AIM: Your task is to copy the listing exactly. Drop any pictures from the copy.

(Records excerpted from a collection)
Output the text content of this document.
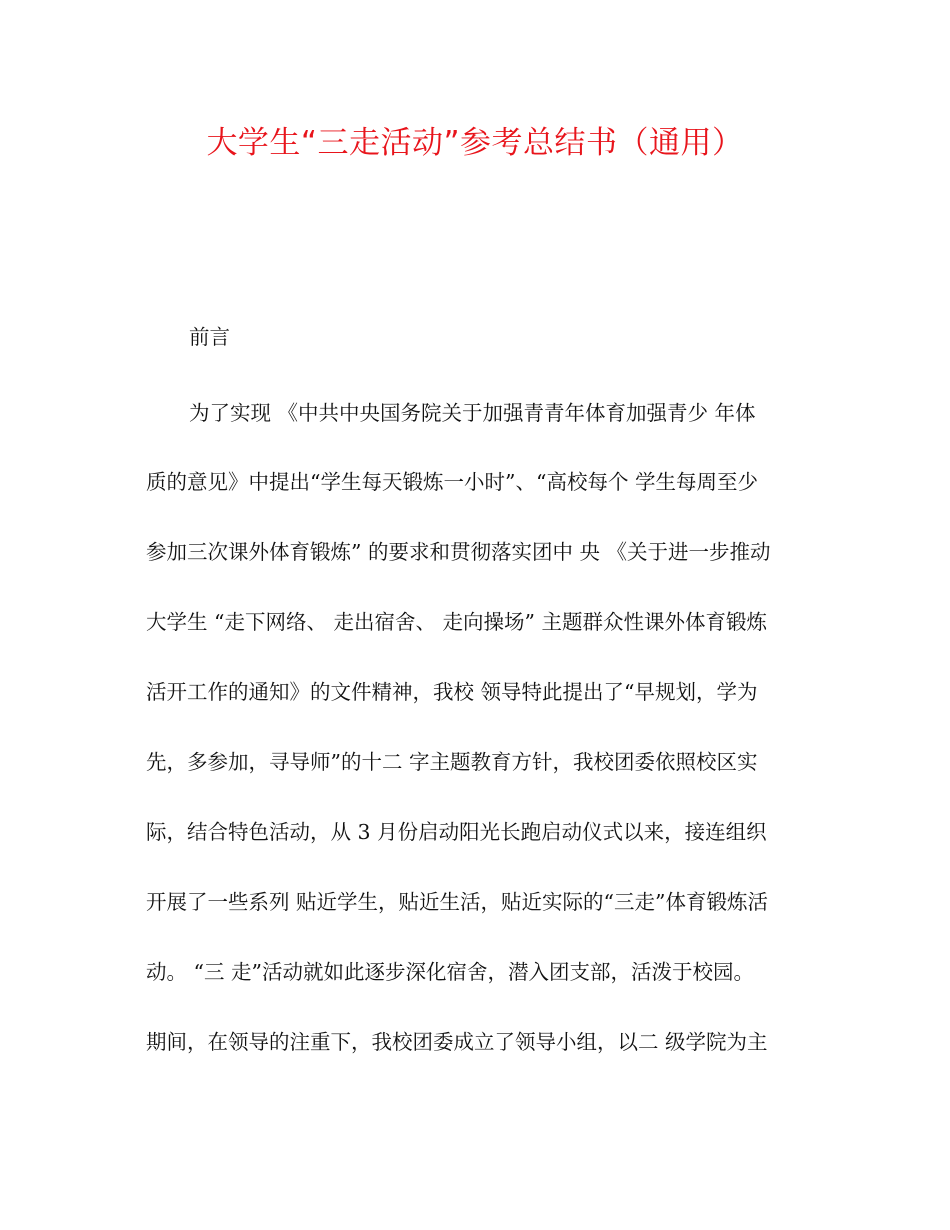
大学生“三走活动”参考总结书（通用）
前言
为了实现 《中共中央国务院关于加强青青年体育加强青少 年体
质的意见》中提出“学生每天锻炼一小时”、“高校每个 学生每周至少
参加三次课外体育锻炼” 的要求和贯彻落实团中 央 《关于进一步推动
大学生 “走下网络、 走出宿舍、 走向操场” 主题群众性课外体育锻炼
活开工作的通知》的文件精神，我校 领导特此提出了“早规划，学为
先，多参加，寻导师”的十二 字主题教育方针，我校团委依照校区实
际，结合特色活动，从 3 月份启动阳光长跑启动仪式以来，接连组织
开展了一些系列 贴近学生，贴近生活，贴近实际的“三走”体育锻炼活
动。 “三 走”活动就如此逐步深化宿舍，潜入团支部，活泼于校园。
期间，在领导的注重下，我校团委成立了领导小组，以二 级学院为主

FINISHED TASK:
Output the text content of this document.
大学生“三走活动”参考总结书（通用）
前言
为了实现 《中共中央国务院关于加强青青年体育加强青少 年体
质的意见》中提出“学生每天锻炼一小时”、“高校每个 学生每周至少
参加三次课外体育锻炼” 的要求和贯彻落实团中 央 《关于进一步推动
大学生 “走下网络、 走出宿舍、 走向操场” 主题群众性课外体育锻炼
活开工作的通知》的文件精神，我校 领导特此提出了“早规划，学为
先，多参加，寻导师”的十二 字主题教育方针，我校团委依照校区实
际，结合特色活动，从 3 月份启动阳光长跑启动仪式以来，接连组织
开展了一些系列 贴近学生，贴近生活，贴近实际的“三走”体育锻炼活
动。 “三 走”活动就如此逐步深化宿舍，潜入团支部，活泼于校园。
期间，在领导的注重下，我校团委成立了领导小组，以二 级学院为主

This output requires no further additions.